• _TASK INSTRUCTIONS_:
Extract every entry word for word.

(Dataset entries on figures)
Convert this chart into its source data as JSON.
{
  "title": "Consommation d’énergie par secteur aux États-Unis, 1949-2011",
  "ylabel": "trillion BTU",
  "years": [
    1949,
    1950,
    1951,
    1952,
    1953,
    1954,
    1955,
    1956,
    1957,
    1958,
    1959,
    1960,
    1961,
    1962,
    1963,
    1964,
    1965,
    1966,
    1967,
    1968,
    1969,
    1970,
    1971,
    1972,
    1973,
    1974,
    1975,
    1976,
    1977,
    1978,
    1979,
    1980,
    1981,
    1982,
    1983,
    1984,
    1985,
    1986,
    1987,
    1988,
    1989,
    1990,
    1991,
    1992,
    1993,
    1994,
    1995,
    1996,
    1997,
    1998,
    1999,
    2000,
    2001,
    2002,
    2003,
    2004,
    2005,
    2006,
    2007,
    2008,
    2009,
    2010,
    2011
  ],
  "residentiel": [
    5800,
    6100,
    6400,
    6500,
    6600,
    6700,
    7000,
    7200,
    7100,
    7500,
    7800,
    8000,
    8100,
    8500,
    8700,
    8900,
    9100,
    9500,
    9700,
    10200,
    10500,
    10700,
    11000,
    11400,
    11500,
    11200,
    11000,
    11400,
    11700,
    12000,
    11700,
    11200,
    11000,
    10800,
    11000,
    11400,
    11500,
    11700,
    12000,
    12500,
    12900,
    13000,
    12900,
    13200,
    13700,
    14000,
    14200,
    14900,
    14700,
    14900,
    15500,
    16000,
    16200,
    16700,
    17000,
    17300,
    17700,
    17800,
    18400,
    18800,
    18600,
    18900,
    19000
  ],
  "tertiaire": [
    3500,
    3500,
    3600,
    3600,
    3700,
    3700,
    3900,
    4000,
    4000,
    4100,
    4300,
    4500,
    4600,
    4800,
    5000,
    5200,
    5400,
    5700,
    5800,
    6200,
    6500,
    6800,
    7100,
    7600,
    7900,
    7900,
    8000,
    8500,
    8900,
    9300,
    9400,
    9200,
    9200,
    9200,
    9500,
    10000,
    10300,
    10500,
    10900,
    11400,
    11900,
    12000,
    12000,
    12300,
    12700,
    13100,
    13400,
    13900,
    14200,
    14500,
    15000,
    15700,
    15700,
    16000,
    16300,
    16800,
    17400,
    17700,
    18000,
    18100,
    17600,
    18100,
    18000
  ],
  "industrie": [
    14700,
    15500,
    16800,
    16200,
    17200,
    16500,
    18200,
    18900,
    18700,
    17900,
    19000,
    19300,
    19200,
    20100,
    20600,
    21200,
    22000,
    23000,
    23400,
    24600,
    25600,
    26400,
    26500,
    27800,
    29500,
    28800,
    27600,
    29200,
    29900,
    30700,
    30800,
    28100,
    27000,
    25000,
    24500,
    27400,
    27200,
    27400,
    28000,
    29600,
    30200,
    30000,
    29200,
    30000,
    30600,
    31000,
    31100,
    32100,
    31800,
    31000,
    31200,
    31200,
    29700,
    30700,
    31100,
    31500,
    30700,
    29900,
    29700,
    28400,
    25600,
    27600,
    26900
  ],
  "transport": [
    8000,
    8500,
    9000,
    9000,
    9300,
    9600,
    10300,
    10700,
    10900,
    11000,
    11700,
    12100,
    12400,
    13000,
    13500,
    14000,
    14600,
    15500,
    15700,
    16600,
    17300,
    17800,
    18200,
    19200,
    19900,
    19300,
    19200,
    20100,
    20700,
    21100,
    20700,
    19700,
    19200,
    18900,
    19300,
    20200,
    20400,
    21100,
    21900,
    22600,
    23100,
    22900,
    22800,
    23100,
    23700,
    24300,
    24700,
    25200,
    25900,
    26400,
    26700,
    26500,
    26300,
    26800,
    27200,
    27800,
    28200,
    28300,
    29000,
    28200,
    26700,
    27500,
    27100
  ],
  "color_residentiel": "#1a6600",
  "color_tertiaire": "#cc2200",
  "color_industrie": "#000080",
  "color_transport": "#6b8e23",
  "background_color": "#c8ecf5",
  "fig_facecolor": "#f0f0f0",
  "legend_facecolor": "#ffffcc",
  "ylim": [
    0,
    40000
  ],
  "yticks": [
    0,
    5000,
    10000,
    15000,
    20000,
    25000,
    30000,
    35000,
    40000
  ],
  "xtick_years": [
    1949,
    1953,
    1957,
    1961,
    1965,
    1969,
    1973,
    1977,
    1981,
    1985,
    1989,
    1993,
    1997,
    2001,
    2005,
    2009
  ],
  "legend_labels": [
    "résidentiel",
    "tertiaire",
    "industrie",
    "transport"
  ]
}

• _RESULT OF THE TASK_:
Convert this chart into its source data as JSON.
{
  "title": "Consommation d’énergie par secteur aux États-Unis, 1949-2011",
  "ylabel": "trillion BTU",
  "years": [
    1949,
    1950,
    1951,
    1952,
    1953,
    1954,
    1955,
    1956,
    1957,
    1958,
    1959,
    1960,
    1961,
    1962,
    1963,
    1964,
    1965,
    1966,
    1967,
    1968,
    1969,
    1970,
    1971,
    1972,
    1973,
    1974,
    1975,
    1976,
    1977,
    1978,
    1979,
    1980,
    1981,
    1982,
    1983,
    1984,
    1985,
    1986,
    1987,
    1988,
    1989,
    1990,
    1991,
    1992,
    1993,
    1994,
    1995,
    1996,
    1997,
    1998,
    1999,
    2000,
    2001,
    2002,
    2003,
    2004,
    2005,
    2006,
    2007,
    2008,
    2009,
    2010,
    2011
  ],
  "residentiel": [
    5800,
    6100,
    6400,
    6500,
    6600,
    6700,
    7000,
    7200,
    7100,
    7500,
    7800,
    8000,
    8100,
    8500,
    8700,
    8900,
    9100,
    9500,
    9700,
    10200,
    10500,
    10700,
    11000,
    11400,
    11500,
    11200,
    11000,
    11400,
    11700,
    12000,
    11700,
    11200,
    11000,
    10800,
    11000,
    11400,
    11500,
    11700,
    12000,
    12500,
    12900,
    13000,
    12900,
    13200,
    13700,
    14000,
    14200,
    14900,
    14700,
    14900,
    15500,
    16000,
    16200,
    16700,
    17000,
    17300,
    17700,
    17800,
    18400,
    18800,
    18600,
    18900,
    19000
  ],
  "tertiaire": [
    3500,
    3500,
    3600,
    3600,
    3700,
    3700,
    3900,
    4000,
    4000,
    4100,
    4300,
    4500,
    4600,
    4800,
    5000,
    5200,
    5400,
    5700,
    5800,
    6200,
    6500,
    6800,
    7100,
    7600,
    7900,
    7900,
    8000,
    8500,
    8900,
    9300,
    9400,
    9200,
    9200,
    9200,
    9500,
    10000,
    10300,
    10500,
    10900,
    11400,
    11900,
    12000,
    12000,
    12300,
    12700,
    13100,
    13400,
    13900,
    14200,
    14500,
    15000,
    15700,
    15700,
    16000,
    16300,
    16800,
    17400,
    17700,
    18000,
    18100,
    17600,
    18100,
    18000
  ],
  "industrie": [
    14700,
    15500,
    16800,
    16200,
    17200,
    16500,
    18200,
    18900,
    18700,
    17900,
    19000,
    19300,
    19200,
    20100,
    20600,
    21200,
    22000,
    23000,
    23400,
    24600,
    25600,
    26400,
    26500,
    27800,
    29500,
    28800,
    27600,
    29200,
    29900,
    30700,
    30800,
    28100,
    27000,
    25000,
    24500,
    27400,
    27200,
    27400,
    28000,
    29600,
    30200,
    30000,
    29200,
    30000,
    30600,
    31000,
    31100,
    32100,
    31800,
    31000,
    31200,
    31200,
    29700,
    30700,
    31100,
    31500,
    30700,
    29900,
    29700,
    28400,
    25600,
    27600,
    26900
  ],
  "transport": [
    8000,
    8500,
    9000,
    9000,
    9300,
    9600,
    10300,
    10700,
    10900,
    11000,
    11700,
    12100,
    12400,
    13000,
    13500,
    14000,
    14600,
    15500,
    15700,
    16600,
    17300,
    17800,
    18200,
    19200,
    19900,
    19300,
    19200,
    20100,
    20700,
    21100,
    20700,
    19700,
    19200,
    18900,
    19300,
    20200,
    20400,
    21100,
    21900,
    22600,
    23100,
    22900,
    22800,
    23100,
    23700,
    24300,
    24700,
    25200,
    25900,
    26400,
    26700,
    26500,
    26300,
    26800,
    27200,
    27800,
    28200,
    28300,
    29000,
    28200,
    26700,
    27500,
    27100
  ],
  "color_residentiel": "#1a6600",
  "color_tertiaire": "#cc2200",
  "color_industrie": "#000080",
  "color_transport": "#6b8e23",
  "background_color": "#c8ecf5",
  "fig_facecolor": "#f0f0f0",
  "legend_facecolor": "#ffffcc",
  "ylim": [
    0,
    40000
  ],
  "yticks": [
    0,
    5000,
    10000,
    15000,
    20000,
    25000,
    30000,
    35000,
    40000
  ],
  "xtick_years": [
    1949,
    1953,
    1957,
    1961,
    1965,
    1969,
    1973,
    1977,
    1981,
    1985,
    1989,
    1993,
    1997,
    2001,
    2005,
    2009
  ],
  "legend_labels": [
    "résidentiel",
    "tertiaire",
    "industrie",
    "transport"
  ]
}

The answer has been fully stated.